▸ **REQUEST**
For the data below, work out how many lines contain the word "Prejudica" and supply only that number.

• • •

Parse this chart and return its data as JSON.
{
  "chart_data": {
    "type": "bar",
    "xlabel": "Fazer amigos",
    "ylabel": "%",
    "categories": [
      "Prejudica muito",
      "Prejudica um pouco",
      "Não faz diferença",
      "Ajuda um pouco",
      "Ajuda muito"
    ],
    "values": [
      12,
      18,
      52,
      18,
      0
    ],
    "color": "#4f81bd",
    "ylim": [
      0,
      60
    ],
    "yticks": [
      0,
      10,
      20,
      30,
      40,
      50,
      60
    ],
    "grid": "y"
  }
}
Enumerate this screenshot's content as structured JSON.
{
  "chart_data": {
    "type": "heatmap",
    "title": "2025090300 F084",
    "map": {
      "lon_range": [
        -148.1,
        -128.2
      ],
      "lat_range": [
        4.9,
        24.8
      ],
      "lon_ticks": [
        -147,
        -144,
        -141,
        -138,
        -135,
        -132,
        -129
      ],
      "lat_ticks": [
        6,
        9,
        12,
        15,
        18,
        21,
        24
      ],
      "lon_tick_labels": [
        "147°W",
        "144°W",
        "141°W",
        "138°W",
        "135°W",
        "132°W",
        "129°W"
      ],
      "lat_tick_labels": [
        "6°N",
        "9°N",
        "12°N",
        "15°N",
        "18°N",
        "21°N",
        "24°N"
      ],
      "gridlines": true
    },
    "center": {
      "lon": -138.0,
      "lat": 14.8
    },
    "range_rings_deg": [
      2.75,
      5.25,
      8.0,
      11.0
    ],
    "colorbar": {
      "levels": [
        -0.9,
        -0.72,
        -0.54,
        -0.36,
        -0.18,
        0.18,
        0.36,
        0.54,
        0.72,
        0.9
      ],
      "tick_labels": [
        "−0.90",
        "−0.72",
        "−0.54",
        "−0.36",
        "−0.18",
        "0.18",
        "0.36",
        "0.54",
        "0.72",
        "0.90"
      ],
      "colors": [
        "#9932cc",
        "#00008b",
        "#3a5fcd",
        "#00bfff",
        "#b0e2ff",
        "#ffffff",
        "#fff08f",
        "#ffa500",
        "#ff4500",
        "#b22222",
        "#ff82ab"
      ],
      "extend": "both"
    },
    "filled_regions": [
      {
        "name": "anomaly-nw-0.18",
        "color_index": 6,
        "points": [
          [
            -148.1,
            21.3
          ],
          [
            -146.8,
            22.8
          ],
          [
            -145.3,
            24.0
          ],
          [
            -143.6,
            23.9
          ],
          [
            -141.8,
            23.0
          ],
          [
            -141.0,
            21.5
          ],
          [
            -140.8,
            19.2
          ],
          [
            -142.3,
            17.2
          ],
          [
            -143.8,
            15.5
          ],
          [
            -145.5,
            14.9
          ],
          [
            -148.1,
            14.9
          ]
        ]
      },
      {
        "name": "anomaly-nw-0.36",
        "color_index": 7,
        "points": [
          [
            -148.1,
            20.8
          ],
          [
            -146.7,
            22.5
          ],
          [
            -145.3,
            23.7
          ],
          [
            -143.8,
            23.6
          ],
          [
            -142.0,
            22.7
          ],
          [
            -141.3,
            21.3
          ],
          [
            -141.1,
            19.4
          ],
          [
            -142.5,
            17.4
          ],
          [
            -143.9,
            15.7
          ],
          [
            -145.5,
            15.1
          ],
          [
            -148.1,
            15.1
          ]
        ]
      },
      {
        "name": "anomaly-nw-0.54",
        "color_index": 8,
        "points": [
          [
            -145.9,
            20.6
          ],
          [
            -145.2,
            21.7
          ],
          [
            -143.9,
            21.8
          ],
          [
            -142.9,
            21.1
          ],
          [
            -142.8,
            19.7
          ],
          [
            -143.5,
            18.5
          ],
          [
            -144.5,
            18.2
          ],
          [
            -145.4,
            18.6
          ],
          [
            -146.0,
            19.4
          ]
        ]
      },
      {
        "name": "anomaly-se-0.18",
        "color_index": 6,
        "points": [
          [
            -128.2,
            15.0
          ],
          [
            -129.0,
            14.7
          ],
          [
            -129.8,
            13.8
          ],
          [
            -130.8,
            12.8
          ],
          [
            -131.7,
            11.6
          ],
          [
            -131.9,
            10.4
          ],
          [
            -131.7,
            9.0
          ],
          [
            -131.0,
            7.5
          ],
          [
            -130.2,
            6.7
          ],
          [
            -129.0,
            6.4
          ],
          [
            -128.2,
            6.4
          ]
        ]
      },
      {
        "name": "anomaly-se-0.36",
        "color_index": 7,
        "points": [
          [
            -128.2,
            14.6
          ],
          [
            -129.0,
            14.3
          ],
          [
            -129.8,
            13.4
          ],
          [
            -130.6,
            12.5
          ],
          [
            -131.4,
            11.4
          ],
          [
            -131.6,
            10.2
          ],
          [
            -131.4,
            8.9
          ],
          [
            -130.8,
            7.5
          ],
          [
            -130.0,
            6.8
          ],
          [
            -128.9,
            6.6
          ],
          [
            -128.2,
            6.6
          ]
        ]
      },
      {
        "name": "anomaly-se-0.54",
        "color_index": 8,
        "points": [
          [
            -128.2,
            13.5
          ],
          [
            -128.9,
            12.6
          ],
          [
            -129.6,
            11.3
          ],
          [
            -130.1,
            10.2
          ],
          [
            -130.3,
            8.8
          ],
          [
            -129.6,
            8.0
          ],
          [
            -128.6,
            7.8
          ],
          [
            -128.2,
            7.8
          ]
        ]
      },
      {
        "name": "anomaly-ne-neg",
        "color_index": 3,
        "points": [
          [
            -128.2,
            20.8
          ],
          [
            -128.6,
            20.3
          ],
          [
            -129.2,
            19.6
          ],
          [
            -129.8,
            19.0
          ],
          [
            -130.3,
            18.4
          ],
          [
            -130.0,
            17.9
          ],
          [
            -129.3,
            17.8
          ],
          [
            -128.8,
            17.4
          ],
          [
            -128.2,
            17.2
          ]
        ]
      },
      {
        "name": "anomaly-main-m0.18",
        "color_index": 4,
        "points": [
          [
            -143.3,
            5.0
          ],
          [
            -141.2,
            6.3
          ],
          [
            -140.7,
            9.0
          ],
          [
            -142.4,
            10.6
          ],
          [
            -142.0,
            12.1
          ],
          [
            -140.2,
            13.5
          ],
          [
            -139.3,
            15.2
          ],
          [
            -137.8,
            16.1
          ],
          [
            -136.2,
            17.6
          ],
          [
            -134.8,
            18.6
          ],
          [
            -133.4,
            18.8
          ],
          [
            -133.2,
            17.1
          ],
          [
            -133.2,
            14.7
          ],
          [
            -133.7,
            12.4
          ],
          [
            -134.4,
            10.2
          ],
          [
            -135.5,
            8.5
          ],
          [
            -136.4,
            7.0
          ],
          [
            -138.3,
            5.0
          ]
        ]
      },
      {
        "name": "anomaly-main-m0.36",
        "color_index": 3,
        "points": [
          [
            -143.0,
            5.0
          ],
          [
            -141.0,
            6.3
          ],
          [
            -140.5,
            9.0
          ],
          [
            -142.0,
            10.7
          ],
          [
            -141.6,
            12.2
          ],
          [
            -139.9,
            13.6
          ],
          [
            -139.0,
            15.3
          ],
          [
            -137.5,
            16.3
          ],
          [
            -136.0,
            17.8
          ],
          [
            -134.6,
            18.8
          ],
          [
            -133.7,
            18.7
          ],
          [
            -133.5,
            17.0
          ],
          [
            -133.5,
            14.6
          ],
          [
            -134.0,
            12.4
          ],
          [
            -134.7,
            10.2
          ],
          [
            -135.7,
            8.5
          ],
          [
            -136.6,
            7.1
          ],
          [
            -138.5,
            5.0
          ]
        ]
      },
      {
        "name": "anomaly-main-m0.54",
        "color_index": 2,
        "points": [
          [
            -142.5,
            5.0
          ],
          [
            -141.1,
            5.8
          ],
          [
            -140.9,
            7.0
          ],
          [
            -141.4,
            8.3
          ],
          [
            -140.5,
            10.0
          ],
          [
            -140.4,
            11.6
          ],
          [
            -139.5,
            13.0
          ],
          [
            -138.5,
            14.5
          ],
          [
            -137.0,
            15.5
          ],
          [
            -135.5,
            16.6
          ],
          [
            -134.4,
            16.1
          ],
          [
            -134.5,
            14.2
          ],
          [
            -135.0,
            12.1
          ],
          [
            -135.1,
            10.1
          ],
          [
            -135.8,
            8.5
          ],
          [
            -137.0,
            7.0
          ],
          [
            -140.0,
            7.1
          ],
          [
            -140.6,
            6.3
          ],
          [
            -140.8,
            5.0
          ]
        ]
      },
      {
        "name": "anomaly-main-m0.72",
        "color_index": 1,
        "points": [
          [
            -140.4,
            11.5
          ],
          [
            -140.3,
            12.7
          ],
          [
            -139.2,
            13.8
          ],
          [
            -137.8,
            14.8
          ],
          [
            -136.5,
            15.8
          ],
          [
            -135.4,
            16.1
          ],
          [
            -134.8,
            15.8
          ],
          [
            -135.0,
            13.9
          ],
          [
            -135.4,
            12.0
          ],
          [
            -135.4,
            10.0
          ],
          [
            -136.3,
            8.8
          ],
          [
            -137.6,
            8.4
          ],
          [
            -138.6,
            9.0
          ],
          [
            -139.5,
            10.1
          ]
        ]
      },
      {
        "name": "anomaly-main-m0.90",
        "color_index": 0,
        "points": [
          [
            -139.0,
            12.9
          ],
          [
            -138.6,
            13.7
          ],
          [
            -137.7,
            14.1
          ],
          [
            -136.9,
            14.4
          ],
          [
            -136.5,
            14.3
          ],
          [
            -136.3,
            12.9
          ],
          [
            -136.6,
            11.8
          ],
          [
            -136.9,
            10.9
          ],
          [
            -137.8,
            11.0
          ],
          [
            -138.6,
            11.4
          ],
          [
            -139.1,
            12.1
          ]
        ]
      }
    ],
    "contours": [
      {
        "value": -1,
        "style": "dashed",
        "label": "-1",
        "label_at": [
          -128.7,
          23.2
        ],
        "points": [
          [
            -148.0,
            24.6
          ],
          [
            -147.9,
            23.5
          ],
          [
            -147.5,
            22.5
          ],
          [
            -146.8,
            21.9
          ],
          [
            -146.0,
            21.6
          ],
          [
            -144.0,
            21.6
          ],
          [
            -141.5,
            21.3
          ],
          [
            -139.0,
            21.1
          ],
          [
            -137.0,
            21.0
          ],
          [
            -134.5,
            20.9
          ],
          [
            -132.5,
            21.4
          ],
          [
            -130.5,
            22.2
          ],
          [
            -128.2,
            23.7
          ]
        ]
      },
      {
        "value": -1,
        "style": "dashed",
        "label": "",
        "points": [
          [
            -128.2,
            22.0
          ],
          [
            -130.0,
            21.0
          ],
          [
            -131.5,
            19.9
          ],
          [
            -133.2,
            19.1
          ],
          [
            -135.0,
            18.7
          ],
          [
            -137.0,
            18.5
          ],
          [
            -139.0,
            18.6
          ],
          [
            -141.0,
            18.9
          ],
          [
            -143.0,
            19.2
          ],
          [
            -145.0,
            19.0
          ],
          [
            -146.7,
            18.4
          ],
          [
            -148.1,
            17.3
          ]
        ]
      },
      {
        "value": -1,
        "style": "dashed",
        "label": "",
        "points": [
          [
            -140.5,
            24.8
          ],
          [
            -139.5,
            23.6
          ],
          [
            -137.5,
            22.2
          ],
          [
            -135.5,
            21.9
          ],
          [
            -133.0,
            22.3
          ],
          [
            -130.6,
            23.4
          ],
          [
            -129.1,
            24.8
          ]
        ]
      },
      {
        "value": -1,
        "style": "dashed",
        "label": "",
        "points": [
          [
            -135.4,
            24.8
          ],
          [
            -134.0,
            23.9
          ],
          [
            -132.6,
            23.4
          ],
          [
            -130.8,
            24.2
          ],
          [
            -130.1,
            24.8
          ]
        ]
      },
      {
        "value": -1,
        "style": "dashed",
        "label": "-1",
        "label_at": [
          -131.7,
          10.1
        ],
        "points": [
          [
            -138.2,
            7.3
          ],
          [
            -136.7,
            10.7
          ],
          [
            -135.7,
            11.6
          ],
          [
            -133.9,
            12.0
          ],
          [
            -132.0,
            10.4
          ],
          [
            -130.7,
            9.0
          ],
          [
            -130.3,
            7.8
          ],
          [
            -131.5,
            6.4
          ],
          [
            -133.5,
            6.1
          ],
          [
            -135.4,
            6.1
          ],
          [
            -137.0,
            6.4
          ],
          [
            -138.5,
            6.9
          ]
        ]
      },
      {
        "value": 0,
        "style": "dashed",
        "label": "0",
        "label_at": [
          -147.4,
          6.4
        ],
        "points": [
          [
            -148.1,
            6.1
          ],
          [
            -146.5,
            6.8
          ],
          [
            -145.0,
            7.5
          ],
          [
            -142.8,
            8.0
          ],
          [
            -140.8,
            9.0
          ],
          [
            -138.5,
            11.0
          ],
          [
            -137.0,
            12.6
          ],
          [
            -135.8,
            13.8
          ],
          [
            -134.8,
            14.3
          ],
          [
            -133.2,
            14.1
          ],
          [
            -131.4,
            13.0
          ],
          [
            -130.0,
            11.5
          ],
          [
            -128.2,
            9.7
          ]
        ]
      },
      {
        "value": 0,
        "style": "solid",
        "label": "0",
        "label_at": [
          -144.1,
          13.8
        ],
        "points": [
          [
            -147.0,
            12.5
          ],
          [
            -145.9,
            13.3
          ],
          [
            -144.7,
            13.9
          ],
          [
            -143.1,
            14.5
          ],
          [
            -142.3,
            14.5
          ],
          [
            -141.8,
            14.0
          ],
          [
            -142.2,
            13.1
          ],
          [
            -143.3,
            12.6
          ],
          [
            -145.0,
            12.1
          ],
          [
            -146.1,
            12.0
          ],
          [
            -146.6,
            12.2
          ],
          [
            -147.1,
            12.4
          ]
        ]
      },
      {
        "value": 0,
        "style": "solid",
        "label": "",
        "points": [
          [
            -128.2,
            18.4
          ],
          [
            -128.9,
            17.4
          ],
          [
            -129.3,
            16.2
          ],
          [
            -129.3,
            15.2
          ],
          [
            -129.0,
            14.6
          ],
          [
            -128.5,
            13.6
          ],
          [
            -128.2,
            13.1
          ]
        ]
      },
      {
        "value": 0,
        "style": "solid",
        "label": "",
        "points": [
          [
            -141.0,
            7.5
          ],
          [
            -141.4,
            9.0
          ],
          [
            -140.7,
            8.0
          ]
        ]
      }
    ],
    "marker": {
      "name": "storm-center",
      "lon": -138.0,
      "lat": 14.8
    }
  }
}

• • •

▸ **THE ANSWER**
2